==== Data in this exercise
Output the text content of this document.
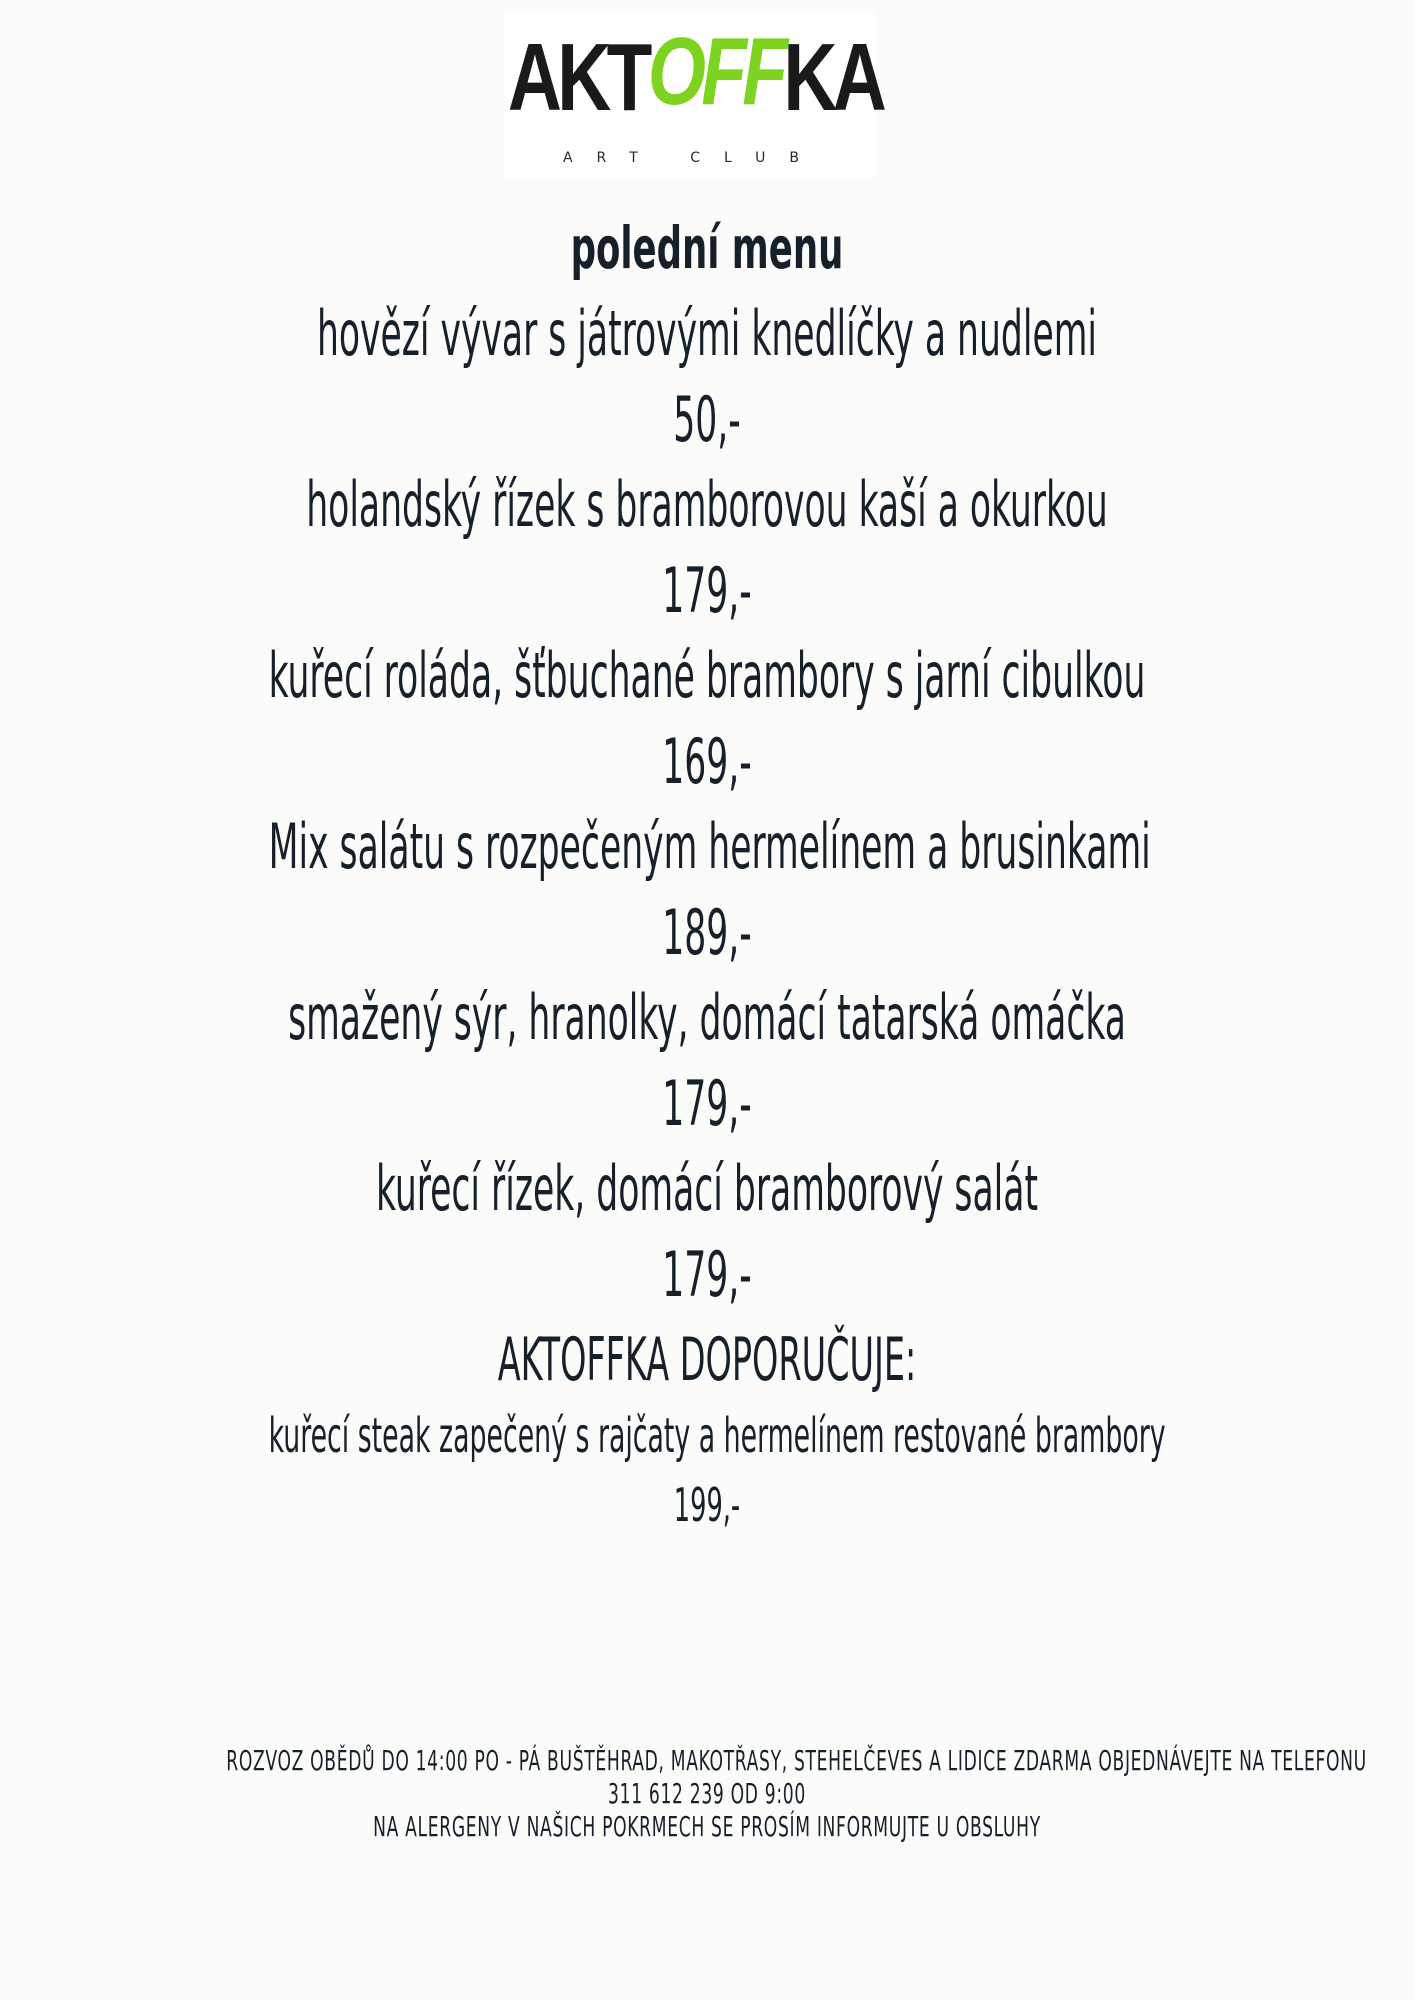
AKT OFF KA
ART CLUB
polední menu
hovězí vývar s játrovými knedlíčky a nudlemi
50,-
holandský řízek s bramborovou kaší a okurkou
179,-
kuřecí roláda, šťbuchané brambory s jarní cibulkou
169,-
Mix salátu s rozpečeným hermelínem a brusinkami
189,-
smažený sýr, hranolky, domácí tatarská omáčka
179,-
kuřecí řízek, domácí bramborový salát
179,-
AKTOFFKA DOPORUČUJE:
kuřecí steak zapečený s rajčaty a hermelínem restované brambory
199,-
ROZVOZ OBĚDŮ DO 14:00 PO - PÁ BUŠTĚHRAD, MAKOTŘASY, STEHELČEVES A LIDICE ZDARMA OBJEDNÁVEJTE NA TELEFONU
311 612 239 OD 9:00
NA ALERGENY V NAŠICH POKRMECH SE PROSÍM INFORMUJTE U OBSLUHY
========
==== Data in this exercise
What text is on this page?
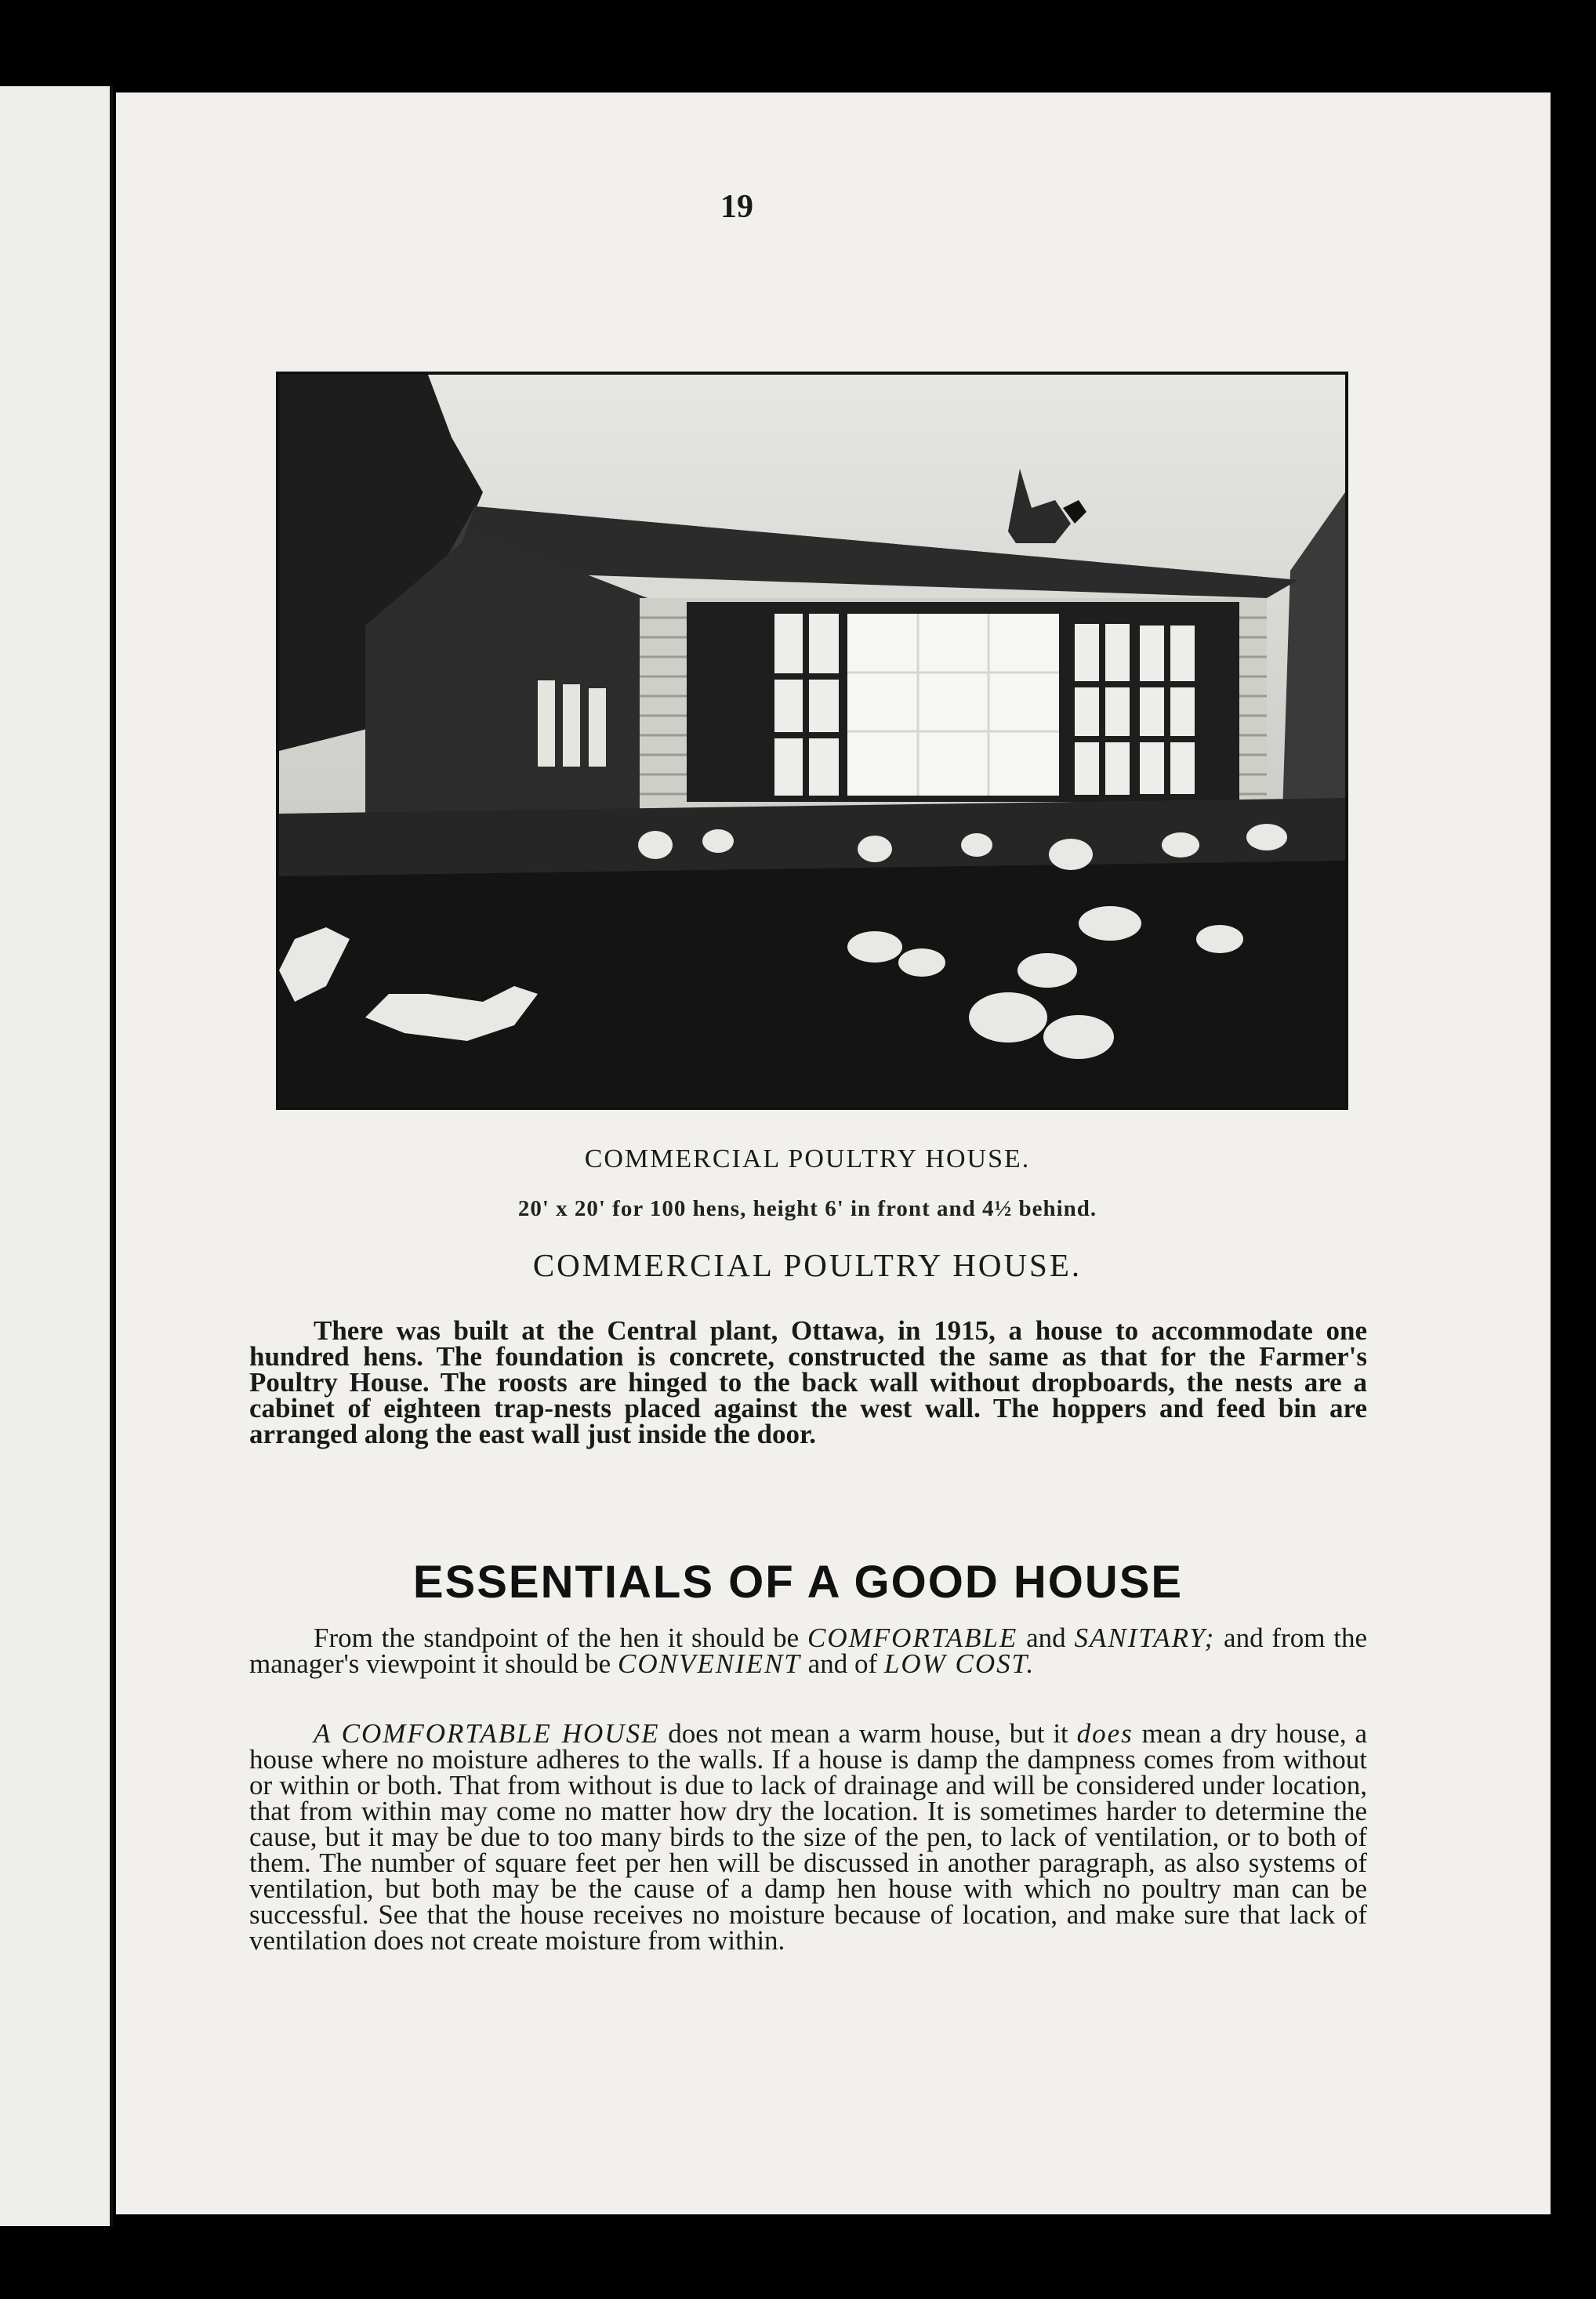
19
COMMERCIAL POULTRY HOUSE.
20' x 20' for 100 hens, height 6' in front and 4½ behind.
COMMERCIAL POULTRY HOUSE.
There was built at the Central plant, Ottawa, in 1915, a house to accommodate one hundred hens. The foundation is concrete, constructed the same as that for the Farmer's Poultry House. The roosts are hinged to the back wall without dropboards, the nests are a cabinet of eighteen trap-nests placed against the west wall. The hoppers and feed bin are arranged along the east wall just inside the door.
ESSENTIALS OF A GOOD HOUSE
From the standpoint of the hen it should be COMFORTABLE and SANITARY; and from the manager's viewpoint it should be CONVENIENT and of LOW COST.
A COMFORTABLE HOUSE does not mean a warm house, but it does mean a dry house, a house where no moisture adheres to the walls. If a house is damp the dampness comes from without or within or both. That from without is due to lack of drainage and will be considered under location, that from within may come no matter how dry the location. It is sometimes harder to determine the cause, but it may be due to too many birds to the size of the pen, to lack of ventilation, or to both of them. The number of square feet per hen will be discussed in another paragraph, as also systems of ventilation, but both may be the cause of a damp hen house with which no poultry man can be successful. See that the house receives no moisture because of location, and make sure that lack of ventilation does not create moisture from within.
========
Instructions for the task >> From the listing above, copy every line that holds the string "domácí".

Task result >>
smažený sýr, hranolky, domácí tatarská omáčka
kuřecí řízek, domácí bramborový salát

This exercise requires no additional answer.